# DATA IN THIS EXERCISE start
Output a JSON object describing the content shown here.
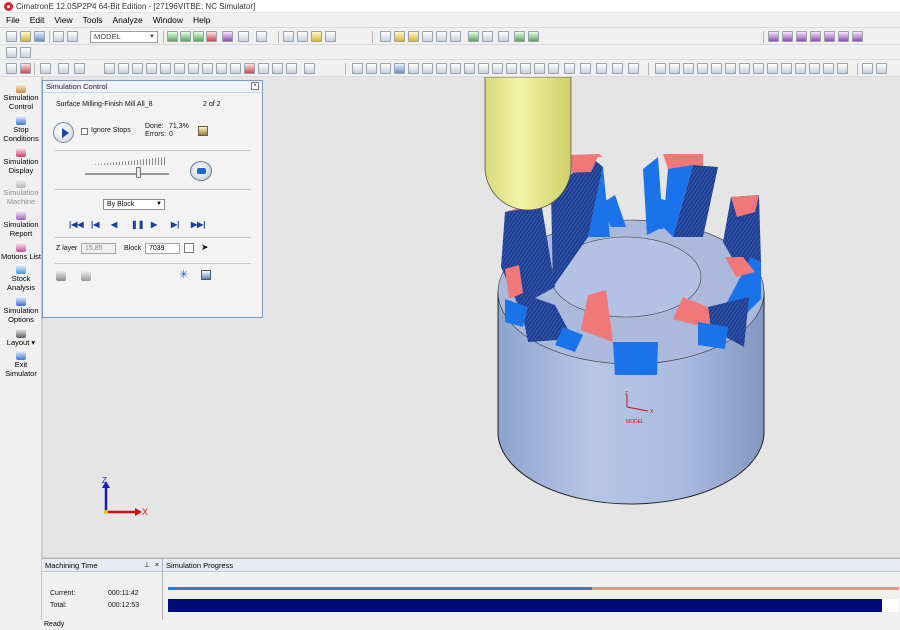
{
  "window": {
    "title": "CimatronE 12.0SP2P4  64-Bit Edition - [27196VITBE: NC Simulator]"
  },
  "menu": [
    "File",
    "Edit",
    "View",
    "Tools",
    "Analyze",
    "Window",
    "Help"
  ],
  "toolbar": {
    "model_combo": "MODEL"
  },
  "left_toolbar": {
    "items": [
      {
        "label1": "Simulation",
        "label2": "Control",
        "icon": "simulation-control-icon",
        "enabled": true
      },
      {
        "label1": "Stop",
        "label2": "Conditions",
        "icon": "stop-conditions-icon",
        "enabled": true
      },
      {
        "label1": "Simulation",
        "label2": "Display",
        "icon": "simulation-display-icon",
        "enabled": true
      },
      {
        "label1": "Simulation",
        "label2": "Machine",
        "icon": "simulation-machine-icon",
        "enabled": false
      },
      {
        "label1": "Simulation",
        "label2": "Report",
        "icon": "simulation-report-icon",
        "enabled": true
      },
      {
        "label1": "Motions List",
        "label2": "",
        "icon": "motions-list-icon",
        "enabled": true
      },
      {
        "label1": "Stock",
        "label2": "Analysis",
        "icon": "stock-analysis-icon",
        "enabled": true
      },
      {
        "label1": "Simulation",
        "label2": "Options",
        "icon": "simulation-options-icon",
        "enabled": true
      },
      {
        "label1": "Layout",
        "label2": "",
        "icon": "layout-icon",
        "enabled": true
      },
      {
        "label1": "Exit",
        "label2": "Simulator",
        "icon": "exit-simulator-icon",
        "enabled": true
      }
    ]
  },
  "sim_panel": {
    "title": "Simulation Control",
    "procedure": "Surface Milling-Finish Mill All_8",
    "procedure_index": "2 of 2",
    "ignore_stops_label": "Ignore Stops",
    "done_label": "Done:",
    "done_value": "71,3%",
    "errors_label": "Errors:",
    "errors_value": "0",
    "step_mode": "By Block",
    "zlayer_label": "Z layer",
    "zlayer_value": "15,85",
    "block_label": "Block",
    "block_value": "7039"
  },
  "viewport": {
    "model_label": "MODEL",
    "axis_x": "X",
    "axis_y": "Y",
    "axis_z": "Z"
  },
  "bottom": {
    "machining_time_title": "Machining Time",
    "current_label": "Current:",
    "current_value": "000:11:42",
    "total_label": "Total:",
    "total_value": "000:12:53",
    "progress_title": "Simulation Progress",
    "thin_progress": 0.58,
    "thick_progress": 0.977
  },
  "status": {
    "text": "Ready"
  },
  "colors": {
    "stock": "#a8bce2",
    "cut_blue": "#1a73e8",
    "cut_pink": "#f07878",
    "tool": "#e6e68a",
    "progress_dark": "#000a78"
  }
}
# DATA IN THIS EXERCISE end
DO THIS:
Without the pictures, return the entries exactly as they appear.

EXERCISE RESULT:
Output a JSON object describing the content shown here.
{
  "window": {
    "title": "CimatronE 12.0SP2P4  64-Bit Edition - [27196VITBE: NC Simulator]"
  },
  "menu": [
    "File",
    "Edit",
    "View",
    "Tools",
    "Analyze",
    "Window",
    "Help"
  ],
  "toolbar": {
    "model_combo": "MODEL"
  },
  "left_toolbar": {
    "items": [
      {
        "label1": "Simulation",
        "label2": "Control",
        "icon": "simulation-control-icon",
        "enabled": true
      },
      {
        "label1": "Stop",
        "label2": "Conditions",
        "icon": "stop-conditions-icon",
        "enabled": true
      },
      {
        "label1": "Simulation",
        "label2": "Display",
        "icon": "simulation-display-icon",
        "enabled": true
      },
      {
        "label1": "Simulation",
        "label2": "Machine",
        "icon": "simulation-machine-icon",
        "enabled": false
      },
      {
        "label1": "Simulation",
        "label2": "Report",
        "icon": "simulation-report-icon",
        "enabled": true
      },
      {
        "label1": "Motions List",
        "label2": "",
        "icon": "motions-list-icon",
        "enabled": true
      },
      {
        "label1": "Stock",
        "label2": "Analysis",
        "icon": "stock-analysis-icon",
        "enabled": true
      },
      {
        "label1": "Simulation",
        "label2": "Options",
        "icon": "simulation-options-icon",
        "enabled": true
      },
      {
        "label1": "Layout",
        "label2": "",
        "icon": "layout-icon",
        "enabled": true
      },
      {
        "label1": "Exit",
        "label2": "Simulator",
        "icon": "exit-simulator-icon",
        "enabled": true
      }
    ]
  },
  "sim_panel": {
    "title": "Simulation Control",
    "procedure": "Surface Milling-Finish Mill All_8",
    "procedure_index": "2 of 2",
    "ignore_stops_label": "Ignore Stops",
    "done_label": "Done:",
    "done_value": "71,3%",
    "errors_label": "Errors:",
    "errors_value": "0",
    "step_mode": "By Block",
    "zlayer_label": "Z layer",
    "zlayer_value": "15,85",
    "block_label": "Block",
    "block_value": "7039"
  },
  "viewport": {
    "model_label": "MODEL",
    "axis_x": "X",
    "axis_y": "Y",
    "axis_z": "Z"
  },
  "bottom": {
    "machining_time_title": "Machining Time",
    "current_label": "Current:",
    "current_value": "000:11:42",
    "total_label": "Total:",
    "total_value": "000:12:53",
    "progress_title": "Simulation Progress",
    "thin_progress": 0.58,
    "thick_progress": 0.977
  },
  "status": {
    "text": "Ready"
  },
  "colors": {
    "stock": "#a8bce2",
    "cut_blue": "#1a73e8",
    "cut_pink": "#f07878",
    "tool": "#e6e68a",
    "progress_dark": "#000a78"
  }
}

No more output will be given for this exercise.